→ **Data to use**
--
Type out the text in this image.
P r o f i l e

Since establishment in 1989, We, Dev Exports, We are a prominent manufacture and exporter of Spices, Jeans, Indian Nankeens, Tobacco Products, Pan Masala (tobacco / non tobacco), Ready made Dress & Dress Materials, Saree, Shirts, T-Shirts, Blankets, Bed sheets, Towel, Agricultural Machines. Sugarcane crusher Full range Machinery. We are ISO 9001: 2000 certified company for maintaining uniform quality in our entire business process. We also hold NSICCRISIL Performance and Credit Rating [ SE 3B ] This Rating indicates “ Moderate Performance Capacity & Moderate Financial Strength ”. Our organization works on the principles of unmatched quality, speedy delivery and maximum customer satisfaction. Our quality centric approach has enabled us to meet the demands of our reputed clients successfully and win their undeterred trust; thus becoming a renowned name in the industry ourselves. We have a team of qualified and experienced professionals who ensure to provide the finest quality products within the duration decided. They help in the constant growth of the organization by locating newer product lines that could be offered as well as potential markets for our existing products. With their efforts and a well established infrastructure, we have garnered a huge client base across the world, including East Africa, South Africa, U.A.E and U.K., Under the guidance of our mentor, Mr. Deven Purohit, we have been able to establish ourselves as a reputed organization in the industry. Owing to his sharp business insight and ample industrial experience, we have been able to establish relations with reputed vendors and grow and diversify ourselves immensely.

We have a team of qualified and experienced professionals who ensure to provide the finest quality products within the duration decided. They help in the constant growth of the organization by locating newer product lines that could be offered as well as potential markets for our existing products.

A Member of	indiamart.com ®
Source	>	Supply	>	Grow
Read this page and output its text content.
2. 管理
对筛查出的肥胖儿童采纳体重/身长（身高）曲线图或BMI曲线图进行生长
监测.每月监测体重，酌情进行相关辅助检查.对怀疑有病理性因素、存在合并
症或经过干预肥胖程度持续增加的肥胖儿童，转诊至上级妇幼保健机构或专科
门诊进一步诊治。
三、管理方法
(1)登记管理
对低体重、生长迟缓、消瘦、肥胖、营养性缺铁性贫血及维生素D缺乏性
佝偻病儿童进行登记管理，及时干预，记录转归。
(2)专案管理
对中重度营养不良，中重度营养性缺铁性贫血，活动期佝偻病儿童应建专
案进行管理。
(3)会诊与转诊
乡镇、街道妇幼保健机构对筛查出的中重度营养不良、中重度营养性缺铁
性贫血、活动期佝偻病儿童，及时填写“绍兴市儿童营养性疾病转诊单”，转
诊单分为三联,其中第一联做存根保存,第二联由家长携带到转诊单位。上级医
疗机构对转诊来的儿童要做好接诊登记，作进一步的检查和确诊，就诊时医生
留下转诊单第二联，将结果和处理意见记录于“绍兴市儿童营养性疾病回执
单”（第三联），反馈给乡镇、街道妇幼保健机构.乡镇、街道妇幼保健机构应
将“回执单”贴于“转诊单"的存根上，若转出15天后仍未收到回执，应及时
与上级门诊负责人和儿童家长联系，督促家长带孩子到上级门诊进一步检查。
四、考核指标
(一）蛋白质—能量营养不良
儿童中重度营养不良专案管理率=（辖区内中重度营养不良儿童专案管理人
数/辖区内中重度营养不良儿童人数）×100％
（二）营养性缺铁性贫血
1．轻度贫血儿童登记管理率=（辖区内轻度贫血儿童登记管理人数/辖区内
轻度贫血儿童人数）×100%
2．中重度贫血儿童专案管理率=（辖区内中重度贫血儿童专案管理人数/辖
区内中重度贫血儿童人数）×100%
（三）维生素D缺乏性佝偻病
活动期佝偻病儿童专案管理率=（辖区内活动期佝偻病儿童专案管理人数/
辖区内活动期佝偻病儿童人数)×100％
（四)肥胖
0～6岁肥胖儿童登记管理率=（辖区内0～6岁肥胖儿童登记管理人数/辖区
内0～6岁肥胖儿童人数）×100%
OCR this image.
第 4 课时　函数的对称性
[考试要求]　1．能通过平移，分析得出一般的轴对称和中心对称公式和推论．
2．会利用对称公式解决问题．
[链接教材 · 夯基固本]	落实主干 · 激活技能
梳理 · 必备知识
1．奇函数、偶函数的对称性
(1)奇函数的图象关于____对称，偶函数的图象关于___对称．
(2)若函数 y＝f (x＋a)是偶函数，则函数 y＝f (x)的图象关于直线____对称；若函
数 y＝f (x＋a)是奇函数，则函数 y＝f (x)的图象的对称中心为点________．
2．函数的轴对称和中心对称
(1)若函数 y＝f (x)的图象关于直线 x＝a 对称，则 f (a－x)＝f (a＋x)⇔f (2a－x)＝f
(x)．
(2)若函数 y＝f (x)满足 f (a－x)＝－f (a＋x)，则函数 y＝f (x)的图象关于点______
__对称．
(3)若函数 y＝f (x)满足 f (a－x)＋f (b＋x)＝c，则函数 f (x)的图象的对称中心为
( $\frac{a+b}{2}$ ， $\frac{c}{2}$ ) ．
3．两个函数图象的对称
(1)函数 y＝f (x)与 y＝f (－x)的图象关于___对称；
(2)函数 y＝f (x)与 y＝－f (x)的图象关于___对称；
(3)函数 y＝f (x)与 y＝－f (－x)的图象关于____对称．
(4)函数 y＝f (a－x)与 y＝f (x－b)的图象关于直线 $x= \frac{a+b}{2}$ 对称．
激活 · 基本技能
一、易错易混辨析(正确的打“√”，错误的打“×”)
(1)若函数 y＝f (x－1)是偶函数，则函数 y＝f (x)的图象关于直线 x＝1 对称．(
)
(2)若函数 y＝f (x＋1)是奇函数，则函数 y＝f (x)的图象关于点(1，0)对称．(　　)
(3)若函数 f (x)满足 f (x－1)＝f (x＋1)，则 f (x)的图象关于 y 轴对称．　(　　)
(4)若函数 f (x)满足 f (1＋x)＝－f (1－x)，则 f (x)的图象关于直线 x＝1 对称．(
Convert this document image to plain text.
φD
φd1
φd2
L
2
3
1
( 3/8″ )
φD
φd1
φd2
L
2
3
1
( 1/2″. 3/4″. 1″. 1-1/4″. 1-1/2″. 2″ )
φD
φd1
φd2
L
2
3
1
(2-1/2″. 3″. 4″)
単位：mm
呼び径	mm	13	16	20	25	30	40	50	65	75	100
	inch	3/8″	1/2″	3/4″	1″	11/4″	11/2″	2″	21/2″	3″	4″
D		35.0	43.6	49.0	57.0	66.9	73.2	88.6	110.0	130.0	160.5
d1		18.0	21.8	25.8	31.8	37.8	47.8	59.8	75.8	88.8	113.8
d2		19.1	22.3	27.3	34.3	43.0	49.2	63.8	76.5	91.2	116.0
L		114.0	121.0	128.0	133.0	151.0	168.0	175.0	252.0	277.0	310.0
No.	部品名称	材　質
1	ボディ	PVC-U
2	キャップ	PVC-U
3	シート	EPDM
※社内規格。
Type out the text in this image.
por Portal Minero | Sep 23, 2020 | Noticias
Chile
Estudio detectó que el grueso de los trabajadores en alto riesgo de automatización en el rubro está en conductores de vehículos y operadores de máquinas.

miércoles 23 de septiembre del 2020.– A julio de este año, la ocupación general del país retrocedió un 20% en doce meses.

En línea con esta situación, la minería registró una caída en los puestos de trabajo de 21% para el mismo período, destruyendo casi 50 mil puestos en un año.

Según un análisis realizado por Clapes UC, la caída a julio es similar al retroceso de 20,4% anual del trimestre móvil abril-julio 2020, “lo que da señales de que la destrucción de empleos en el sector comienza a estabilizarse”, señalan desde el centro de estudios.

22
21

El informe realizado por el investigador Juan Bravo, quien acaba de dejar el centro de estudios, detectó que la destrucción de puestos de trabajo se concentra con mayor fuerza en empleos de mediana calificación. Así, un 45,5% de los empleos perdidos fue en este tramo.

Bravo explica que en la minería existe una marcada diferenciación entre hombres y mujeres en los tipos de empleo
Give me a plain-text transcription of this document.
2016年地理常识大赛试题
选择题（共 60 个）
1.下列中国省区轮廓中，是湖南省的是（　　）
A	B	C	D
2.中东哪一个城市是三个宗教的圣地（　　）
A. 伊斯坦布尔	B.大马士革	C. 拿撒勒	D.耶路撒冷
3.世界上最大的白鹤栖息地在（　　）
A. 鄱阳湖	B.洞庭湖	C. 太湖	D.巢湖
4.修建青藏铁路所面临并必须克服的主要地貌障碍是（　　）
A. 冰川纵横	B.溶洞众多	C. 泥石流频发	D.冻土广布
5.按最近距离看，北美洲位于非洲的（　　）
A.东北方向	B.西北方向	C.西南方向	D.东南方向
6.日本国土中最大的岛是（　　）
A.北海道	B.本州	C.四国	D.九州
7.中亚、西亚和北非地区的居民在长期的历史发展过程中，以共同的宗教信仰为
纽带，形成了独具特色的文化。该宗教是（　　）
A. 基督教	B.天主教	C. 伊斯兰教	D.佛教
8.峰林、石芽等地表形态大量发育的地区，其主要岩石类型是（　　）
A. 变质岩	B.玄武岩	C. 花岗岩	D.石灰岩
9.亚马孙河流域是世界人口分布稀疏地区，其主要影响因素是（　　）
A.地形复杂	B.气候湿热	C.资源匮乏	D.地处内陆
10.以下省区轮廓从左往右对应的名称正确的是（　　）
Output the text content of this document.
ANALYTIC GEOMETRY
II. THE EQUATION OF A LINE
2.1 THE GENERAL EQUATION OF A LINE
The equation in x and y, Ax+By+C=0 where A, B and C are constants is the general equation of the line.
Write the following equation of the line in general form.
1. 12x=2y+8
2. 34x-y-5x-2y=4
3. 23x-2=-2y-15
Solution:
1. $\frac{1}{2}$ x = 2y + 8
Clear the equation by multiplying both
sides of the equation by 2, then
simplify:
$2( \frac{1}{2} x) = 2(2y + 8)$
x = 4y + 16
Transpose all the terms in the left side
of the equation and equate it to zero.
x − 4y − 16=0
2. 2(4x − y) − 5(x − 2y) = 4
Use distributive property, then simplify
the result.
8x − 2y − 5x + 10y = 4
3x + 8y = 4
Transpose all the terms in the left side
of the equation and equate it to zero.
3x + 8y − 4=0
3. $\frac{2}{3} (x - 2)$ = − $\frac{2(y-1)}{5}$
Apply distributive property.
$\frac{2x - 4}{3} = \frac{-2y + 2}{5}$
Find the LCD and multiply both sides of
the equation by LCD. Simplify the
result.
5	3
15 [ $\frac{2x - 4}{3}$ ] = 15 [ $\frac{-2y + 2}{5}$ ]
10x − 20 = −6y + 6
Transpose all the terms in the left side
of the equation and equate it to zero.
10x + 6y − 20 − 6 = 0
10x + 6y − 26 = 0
--
→ **What you need to do**
Each line in the data that holds the string "content" should be found and copied.

→ **Exercise output**
Read this page and output its text content.
Output the text content of this document.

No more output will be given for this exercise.